Do this:
Copy out the lines below word for word, with nothing changed.

(Bounding box lines)
•••

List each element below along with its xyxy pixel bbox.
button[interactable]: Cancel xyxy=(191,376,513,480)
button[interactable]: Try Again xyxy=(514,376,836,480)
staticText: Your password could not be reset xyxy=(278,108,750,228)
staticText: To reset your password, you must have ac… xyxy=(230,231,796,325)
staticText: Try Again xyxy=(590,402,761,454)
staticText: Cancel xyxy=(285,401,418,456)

•••

Expected answer:
List each element below along with its xyxy pixel bbox.
button[interactable]: Cancel xyxy=(191,376,513,480)
button[interactable]: Try Again xyxy=(514,376,836,480)
staticText: Your password could not be reset xyxy=(278,108,750,228)
staticText: To reset your password, you must have ac… xyxy=(230,231,796,325)
staticText: Try Again xyxy=(590,402,761,454)
staticText: Cancel xyxy=(285,401,418,456)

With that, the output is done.